(Data extracted from a collection)
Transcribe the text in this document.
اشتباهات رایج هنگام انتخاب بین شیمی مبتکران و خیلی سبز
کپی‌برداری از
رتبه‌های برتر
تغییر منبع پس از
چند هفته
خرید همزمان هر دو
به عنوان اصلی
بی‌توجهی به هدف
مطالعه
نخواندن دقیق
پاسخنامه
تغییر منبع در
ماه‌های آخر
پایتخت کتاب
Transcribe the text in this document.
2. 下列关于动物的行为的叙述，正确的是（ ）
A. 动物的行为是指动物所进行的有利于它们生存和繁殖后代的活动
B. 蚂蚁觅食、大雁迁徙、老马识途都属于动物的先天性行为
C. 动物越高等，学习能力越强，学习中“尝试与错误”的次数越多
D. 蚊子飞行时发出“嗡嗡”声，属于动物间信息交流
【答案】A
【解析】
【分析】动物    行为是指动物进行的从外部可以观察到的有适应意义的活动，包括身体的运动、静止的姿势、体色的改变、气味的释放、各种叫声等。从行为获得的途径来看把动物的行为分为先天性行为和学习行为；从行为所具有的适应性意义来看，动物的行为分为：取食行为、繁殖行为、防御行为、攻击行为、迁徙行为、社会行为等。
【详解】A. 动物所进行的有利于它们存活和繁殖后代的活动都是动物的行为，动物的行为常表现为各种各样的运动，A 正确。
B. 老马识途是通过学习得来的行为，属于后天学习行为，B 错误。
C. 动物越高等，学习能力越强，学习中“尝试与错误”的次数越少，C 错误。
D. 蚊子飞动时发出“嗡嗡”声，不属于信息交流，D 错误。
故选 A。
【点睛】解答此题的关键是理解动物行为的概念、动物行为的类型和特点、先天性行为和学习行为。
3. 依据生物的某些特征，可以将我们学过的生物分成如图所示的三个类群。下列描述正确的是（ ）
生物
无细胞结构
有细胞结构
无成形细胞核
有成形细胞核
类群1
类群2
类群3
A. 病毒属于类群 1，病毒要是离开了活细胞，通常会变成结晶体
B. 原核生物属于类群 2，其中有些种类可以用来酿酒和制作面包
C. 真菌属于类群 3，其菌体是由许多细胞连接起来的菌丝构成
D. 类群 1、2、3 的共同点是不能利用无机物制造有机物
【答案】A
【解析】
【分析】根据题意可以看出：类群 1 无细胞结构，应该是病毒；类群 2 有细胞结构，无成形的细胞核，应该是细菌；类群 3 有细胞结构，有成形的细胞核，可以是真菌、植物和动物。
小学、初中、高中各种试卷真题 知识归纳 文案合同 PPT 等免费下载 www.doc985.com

▶ [DESCRIPTION OF THE TASK] Exactly reproduce all of the entries above.

▶ [ANSWER TO THIS PROBLEM]
Transcribe the text in this document.
اشتباهات رایج هنگام انتخاب بین شیمی مبتکران و خیلی سبز
کپی‌برداری از
رتبه‌های برتر
تغییر منبع پس از
چند هفته
خرید همزمان هر دو
به عنوان اصلی
بی‌توجهی به هدف
مطالعه
نخواندن دقیق
پاسخنامه
تغییر منبع در
ماه‌های آخر
پایتخت کتاب
Transcribe the text in this document.
2. 下列关于动物的行为的叙述，正确的是（ ）
A. 动物的行为是指动物所进行的有利于它们生存和繁殖后代的活动
B. 蚂蚁觅食、大雁迁徙、老马识途都属于动物的先天性行为
C. 动物越高等，学习能力越强，学习中“尝试与错误”的次数越多
D. 蚊子飞行时发出“嗡嗡”声，属于动物间信息交流
【答案】A
【解析】
【分析】动物    行为是指动物进行的从外部可以观察到的有适应意义的活动，包括身体的运动、静止的姿势、体色的改变、气味的释放、各种叫声等。从行为获得的途径来看把动物的行为分为先天性行为和学习行为；从行为所具有的适应性意义来看，动物的行为分为：取食行为、繁殖行为、防御行为、攻击行为、迁徙行为、社会行为等。
【详解】A. 动物所进行的有利于它们存活和繁殖后代的活动都是动物的行为，动物的行为常表现为各种各样的运动，A 正确。
B. 老马识途是通过学习得来的行为，属于后天学习行为，B 错误。
C. 动物越高等，学习能力越强，学习中“尝试与错误”的次数越少，C 错误。
D. 蚊子飞动时发出“嗡嗡”声，不属于信息交流，D 错误。
故选 A。
【点睛】解答此题的关键是理解动物行为的概念、动物行为的类型和特点、先天性行为和学习行为。
3. 依据生物的某些特征，可以将我们学过的生物分成如图所示的三个类群。下列描述正确的是（ ）
生物
无细胞结构
有细胞结构
无成形细胞核
有成形细胞核
类群1
类群2
类群3
A. 病毒属于类群 1，病毒要是离开了活细胞，通常会变成结晶体
B. 原核生物属于类群 2，其中有些种类可以用来酿酒和制作面包
C. 真菌属于类群 3，其菌体是由许多细胞连接起来的菌丝构成
D. 类群 1、2、3 的共同点是不能利用无机物制造有机物
【答案】A
【解析】
【分析】根据题意可以看出：类群 1 无细胞结构，应该是病毒；类群 2 有细胞结构，无成形的细胞核，应该是细菌；类群 3 有细胞结构，有成形的细胞核，可以是真菌、植物和动物。
小学、初中、高中各种试卷真题 知识归纳 文案合同 PPT 等免费下载 www.doc985.com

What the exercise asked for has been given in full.